## PROBLEM
Reproduce every line in the listing that contains the word "cruzado".
----------------
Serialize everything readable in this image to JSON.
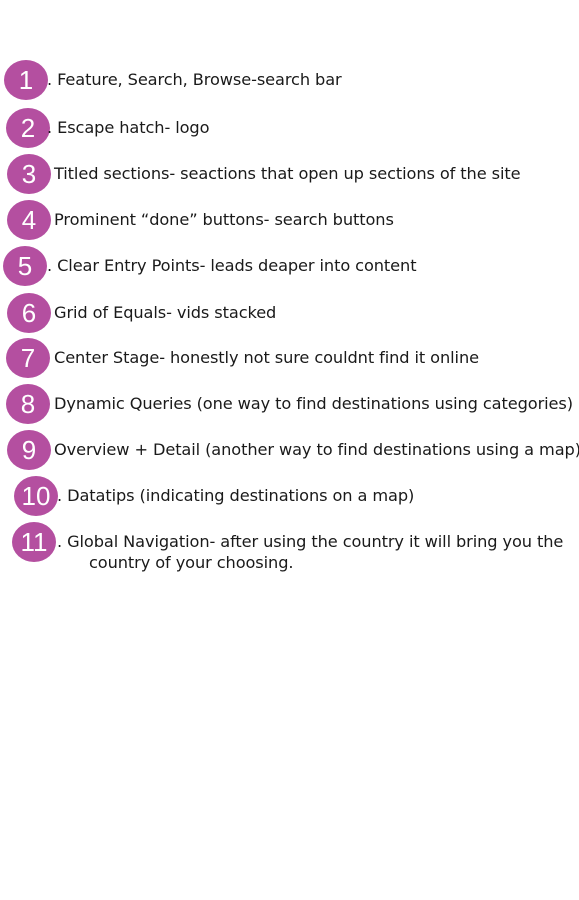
{
  "theme": {
    "badge_color": "#b44fa0",
    "text_color": "#1a1a1a",
    "background": "#ffffff"
  },
  "items": [
    {
      "number": "1",
      "text": ". Feature, Search, Browse-search bar"
    },
    {
      "number": "2",
      "text": ". Escape hatch- logo"
    },
    {
      "number": "3",
      "text": "Titled sections- seactions that open up sections of the site"
    },
    {
      "number": "4",
      "text": "Prominent “done” buttons- search buttons"
    },
    {
      "number": "5",
      "text": ". Clear Entry Points- leads deaper into content"
    },
    {
      "number": "6",
      "text": "Grid of Equals- vids stacked"
    },
    {
      "number": "7",
      "text": "Center Stage- honestly not sure couldnt find it online"
    },
    {
      "number": "8",
      "text": "Dynamic Queries (one way to find destinations using categories)"
    },
    {
      "number": "9",
      "text": "Overview + Detail (another way to find destinations using a map)"
    },
    {
      "number": "10",
      "text": ". Datatips (indicating destinations on a map)"
    },
    {
      "number": "11",
      "text": ". Global Navigation- after using the country it will bring you the",
      "text_cont": "country of your choosing."
    }
  ]
}
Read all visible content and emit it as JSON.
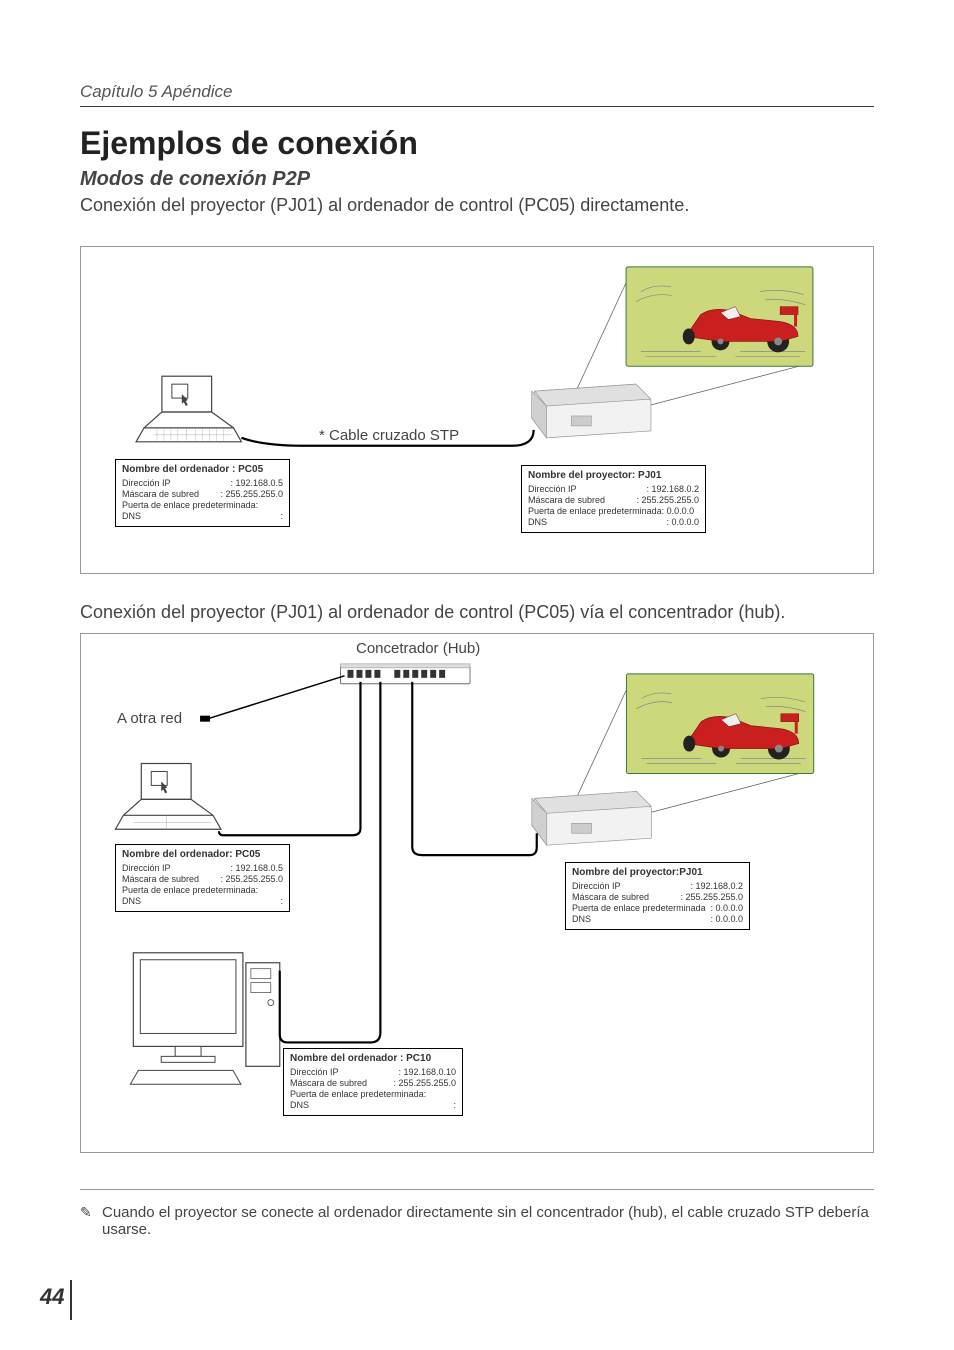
{
  "header": {
    "chapter": "Capítulo 5 Apéndice"
  },
  "title": "Ejemplos de conexión",
  "subtitle": "Modos de conexión P2P",
  "intro1": "Conexión del proyector (PJ01) al ordenador de control (PC05) directamente.",
  "intro2": "Conexión del proyector (PJ01) al ordenador de control (PC05) vía el concentrador (hub).",
  "cable_label": "* Cable cruzado STP",
  "hub_label": "Concetrador (Hub)",
  "other_net": "A otra red",
  "footnote": "Cuando el proyector se conecte al ordenador directamente sin el concentrador (hub), el cable cruzado STP debería usarse.",
  "page_number": "44",
  "box_pc05_a": {
    "title": "Nombre del ordenador : PC05",
    "ip_k": "Dirección IP",
    "ip_v": ": 192.168.0.5",
    "mask_k": "Máscara de subred",
    "mask_v": ": 255.255.255.0",
    "gw_k": "Puerta de enlace predeterminada:",
    "gw_v": "",
    "dns_k": "DNS",
    "dns_v": ":"
  },
  "box_pj01_a": {
    "title": "Nombre del proyector: PJ01",
    "ip_k": "Dirección IP",
    "ip_v": ": 192.168.0.2",
    "mask_k": "Máscara de subred",
    "mask_v": ": 255.255.255.0",
    "gw_k": "Puerta de enlace predeterminada: 0.0.0.0",
    "gw_v": "",
    "dns_k": "DNS",
    "dns_v": ": 0.0.0.0"
  },
  "box_pc05_b": {
    "title": "Nombre del ordenador: PC05",
    "ip_k": "Dirección IP",
    "ip_v": ": 192.168.0.5",
    "mask_k": "Máscara de subred",
    "mask_v": ": 255.255.255.0",
    "gw_k": "Puerta de enlace predeterminada:",
    "gw_v": "",
    "dns_k": "DNS",
    "dns_v": ":"
  },
  "box_pj01_b": {
    "title": "Nombre del proyector:PJ01",
    "ip_k": "Dirección IP",
    "ip_v": ": 192.168.0.2",
    "mask_k": "Máscara de subred",
    "mask_v": ": 255.255.255.0",
    "gw_k": "Puerta de enlace predeterminada",
    "gw_v": ": 0.0.0.0",
    "dns_k": "DNS",
    "dns_v": ": 0.0.0.0"
  },
  "box_pc10": {
    "title": "Nombre del ordenador : PC10",
    "ip_k": "Dirección IP",
    "ip_v": ": 192.168.0.10",
    "mask_k": "Máscara de subred",
    "mask_v": ": 255.255.255.0",
    "gw_k": "Puerta de enlace predeterminada:",
    "gw_v": "",
    "dns_k": "DNS",
    "dns_v": ":"
  }
}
----------------
## RESULT BELOW
  "cable_label": "* Cable cruzado STP",
  "footnote": "Cuando el proyector se conecte al ordenador directamente sin el concentrador (hub), el cable cruzado STP debería usarse.",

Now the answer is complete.